═════ Raw records ═════

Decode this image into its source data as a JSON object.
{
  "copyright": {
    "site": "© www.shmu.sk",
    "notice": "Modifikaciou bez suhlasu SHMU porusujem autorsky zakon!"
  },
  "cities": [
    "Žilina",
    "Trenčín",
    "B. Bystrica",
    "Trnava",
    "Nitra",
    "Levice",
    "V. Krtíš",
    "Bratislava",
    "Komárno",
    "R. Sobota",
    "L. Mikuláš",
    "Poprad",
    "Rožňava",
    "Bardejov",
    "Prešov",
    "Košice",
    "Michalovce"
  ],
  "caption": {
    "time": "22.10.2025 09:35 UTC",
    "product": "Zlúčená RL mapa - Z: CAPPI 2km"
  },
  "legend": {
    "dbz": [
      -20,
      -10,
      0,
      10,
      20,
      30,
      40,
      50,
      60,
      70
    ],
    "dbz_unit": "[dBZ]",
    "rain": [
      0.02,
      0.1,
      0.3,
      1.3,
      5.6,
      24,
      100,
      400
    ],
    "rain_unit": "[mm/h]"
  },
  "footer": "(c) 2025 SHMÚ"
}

═════
═════ Raw records ═════

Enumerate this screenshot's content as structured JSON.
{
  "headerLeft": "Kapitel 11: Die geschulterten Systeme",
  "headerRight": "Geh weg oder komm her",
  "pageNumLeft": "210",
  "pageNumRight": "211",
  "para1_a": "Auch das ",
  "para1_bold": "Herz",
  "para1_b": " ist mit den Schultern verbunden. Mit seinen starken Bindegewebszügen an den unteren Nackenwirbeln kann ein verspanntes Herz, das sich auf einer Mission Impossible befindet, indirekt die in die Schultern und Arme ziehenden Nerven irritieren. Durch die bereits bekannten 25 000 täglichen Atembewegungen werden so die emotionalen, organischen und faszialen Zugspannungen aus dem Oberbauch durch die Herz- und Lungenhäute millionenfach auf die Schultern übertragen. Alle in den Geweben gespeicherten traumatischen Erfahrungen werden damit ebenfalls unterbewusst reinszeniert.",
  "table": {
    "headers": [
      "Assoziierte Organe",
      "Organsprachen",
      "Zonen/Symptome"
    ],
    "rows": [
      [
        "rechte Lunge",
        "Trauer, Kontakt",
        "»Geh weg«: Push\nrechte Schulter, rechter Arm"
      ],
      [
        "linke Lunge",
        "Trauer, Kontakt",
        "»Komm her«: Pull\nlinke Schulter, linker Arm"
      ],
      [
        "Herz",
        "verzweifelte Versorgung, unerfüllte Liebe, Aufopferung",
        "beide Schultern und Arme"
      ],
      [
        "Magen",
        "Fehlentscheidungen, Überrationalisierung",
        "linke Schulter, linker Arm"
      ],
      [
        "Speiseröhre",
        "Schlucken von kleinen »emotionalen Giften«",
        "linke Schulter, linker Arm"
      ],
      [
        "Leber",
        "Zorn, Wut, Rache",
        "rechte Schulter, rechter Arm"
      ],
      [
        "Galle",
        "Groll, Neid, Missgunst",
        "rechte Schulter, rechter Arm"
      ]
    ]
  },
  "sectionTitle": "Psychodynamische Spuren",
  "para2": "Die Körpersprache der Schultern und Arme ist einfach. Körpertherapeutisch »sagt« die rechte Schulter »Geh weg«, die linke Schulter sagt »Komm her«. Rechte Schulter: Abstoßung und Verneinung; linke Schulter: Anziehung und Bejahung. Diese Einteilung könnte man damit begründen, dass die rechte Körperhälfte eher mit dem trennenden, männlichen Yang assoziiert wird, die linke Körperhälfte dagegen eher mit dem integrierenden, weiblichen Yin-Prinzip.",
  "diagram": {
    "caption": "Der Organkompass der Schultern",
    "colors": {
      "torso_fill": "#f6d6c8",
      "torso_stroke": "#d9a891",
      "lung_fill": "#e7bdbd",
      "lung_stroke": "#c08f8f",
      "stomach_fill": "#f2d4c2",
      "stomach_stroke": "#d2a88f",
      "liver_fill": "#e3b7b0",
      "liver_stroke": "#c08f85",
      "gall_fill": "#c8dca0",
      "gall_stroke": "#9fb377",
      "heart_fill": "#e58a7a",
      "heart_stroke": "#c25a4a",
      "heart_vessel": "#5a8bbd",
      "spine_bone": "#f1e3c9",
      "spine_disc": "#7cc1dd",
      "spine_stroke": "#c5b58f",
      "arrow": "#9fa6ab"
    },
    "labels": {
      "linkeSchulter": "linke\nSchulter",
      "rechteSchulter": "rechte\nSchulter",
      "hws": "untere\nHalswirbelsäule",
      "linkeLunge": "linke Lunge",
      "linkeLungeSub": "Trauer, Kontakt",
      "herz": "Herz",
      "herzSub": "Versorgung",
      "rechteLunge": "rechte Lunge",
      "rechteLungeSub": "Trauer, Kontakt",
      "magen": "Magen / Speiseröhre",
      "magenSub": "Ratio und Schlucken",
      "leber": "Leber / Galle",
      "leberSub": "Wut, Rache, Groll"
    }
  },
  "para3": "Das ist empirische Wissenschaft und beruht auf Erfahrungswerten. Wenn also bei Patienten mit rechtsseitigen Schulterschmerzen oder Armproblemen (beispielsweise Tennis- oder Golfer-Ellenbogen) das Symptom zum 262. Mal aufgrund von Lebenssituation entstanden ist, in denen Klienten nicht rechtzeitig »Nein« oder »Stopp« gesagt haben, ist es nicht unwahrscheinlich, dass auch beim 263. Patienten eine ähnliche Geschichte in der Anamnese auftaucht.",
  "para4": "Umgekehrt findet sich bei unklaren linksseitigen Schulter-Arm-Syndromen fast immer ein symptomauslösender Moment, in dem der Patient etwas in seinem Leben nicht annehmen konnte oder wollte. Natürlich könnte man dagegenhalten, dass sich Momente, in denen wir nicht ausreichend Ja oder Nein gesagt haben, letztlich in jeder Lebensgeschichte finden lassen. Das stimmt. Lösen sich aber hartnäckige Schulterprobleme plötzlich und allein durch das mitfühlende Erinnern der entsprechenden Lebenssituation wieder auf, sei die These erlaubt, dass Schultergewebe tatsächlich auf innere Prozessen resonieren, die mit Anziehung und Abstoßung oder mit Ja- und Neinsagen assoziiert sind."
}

═════

=== Given task ===
Tally how many lines in the material above hold the word "JSON". Write only that number.

=== The reply ===
2